▶ _What to do_
Each entry below is to be transcribed exactly.

┏━━

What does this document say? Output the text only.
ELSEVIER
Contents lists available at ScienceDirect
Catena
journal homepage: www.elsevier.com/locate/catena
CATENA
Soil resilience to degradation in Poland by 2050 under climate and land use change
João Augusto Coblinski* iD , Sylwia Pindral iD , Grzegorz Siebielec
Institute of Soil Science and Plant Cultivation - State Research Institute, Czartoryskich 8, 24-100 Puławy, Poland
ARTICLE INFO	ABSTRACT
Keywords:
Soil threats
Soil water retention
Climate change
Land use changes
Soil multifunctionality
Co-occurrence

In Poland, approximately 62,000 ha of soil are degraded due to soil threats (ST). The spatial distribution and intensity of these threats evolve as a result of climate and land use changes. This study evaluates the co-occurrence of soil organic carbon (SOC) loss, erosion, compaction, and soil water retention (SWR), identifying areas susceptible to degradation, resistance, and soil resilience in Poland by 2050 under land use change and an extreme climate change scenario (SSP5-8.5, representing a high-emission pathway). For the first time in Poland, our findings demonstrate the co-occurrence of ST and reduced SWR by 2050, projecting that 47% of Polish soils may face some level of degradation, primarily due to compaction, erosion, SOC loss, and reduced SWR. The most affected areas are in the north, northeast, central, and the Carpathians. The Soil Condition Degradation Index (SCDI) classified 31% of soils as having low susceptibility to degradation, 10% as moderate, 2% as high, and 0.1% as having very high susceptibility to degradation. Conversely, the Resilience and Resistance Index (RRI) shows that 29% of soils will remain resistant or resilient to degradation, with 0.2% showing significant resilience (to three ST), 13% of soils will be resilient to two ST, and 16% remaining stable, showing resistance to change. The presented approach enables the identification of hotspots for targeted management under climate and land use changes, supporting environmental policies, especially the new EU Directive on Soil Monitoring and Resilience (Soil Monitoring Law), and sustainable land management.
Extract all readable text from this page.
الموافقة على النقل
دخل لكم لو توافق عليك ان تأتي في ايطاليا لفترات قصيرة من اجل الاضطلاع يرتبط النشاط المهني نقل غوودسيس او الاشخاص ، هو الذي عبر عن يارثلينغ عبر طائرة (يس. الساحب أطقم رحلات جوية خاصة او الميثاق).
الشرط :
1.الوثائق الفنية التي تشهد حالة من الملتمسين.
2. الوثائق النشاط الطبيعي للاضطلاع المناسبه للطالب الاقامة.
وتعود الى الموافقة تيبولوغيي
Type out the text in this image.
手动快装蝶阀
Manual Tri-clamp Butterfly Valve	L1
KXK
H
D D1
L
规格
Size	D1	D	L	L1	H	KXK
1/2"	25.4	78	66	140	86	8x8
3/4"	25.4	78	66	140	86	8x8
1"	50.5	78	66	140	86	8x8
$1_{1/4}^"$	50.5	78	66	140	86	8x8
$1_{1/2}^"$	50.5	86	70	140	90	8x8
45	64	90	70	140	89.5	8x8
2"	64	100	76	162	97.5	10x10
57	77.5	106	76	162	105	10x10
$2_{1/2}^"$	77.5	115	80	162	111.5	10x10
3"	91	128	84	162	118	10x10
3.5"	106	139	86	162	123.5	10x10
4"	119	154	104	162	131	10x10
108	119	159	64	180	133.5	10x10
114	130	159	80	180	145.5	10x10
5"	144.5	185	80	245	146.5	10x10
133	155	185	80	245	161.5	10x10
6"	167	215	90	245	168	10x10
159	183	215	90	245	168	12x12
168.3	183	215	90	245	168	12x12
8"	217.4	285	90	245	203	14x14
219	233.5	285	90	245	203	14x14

┗━━

▶ _Written answer_
What does this document say? Output the text only.
ELSEVIER
Contents lists available at ScienceDirect
Catena
journal homepage: www.elsevier.com/locate/catena
CATENA
Soil resilience to degradation in Poland by 2050 under climate and land use change
João Augusto Coblinski* iD , Sylwia Pindral iD , Grzegorz Siebielec
Institute of Soil Science and Plant Cultivation - State Research Institute, Czartoryskich 8, 24-100 Puławy, Poland
ARTICLE INFO	ABSTRACT
Keywords:
Soil threats
Soil water retention
Climate change
Land use changes
Soil multifunctionality
Co-occurrence

In Poland, approximately 62,000 ha of soil are degraded due to soil threats (ST). The spatial distribution and intensity of these threats evolve as a result of climate and land use changes. This study evaluates the co-occurrence of soil organic carbon (SOC) loss, erosion, compaction, and soil water retention (SWR), identifying areas susceptible to degradation, resistance, and soil resilience in Poland by 2050 under land use change and an extreme climate change scenario (SSP5-8.5, representing a high-emission pathway). For the first time in Poland, our findings demonstrate the co-occurrence of ST and reduced SWR by 2050, projecting that 47% of Polish soils may face some level of degradation, primarily due to compaction, erosion, SOC loss, and reduced SWR. The most affected areas are in the north, northeast, central, and the Carpathians. The Soil Condition Degradation Index (SCDI) classified 31% of soils as having low susceptibility to degradation, 10% as moderate, 2% as high, and 0.1% as having very high susceptibility to degradation. Conversely, the Resilience and Resistance Index (RRI) shows that 29% of soils will remain resistant or resilient to degradation, with 0.2% showing significant resilience (to three ST), 13% of soils will be resilient to two ST, and 16% remaining stable, showing resistance to change. The presented approach enables the identification of hotspots for targeted management under climate and land use changes, supporting environmental policies, especially the new EU Directive on Soil Monitoring and Resilience (Soil Monitoring Law), and sustainable land management.
Extract all readable text from this page.
الموافقة على النقل
دخل لكم لو توافق عليك ان تأتي في ايطاليا لفترات قصيرة من اجل الاضطلاع يرتبط النشاط المهني نقل غوودسيس او الاشخاص ، هو الذي عبر عن يارثلينغ عبر طائرة (يس. الساحب أطقم رحلات جوية خاصة او الميثاق).
الشرط :
1.الوثائق الفنية التي تشهد حالة من الملتمسين.
2. الوثائق النشاط الطبيعي للاضطلاع المناسبه للطالب الاقامة.
وتعود الى الموافقة تيبولوغيي
Type out the text in this image.
手动快装蝶阀
Manual Tri-clamp Butterfly Valve	L1
KXK
H
D D1
L
规格
Size	D1	D	L	L1	H	KXK
1/2"	25.4	78	66	140	86	8x8
3/4"	25.4	78	66	140	86	8x8
1"	50.5	78	66	140	86	8x8
$1_{1/4}^"$	50.5	78	66	140	86	8x8
$1_{1/2}^"$	50.5	86	70	140	90	8x8
45	64	90	70	140	89.5	8x8
2"	64	100	76	162	97.5	10x10
57	77.5	106	76	162	105	10x10
$2_{1/2}^"$	77.5	115	80	162	111.5	10x10
3"	91	128	84	162	118	10x10
3.5"	106	139	86	162	123.5	10x10
4"	119	154	104	162	131	10x10
108	119	159	64	180	133.5	10x10
114	130	159	80	180	145.5	10x10
5"	144.5	185	80	245	146.5	10x10
133	155	185	80	245	161.5	10x10
6"	167	215	90	245	168	10x10
159	183	215	90	245	168	12x12
168.3	183	215	90	245	168	12x12
8"	217.4	285	90	245	203	14x14
219	233.5	285	90	245	203	14x14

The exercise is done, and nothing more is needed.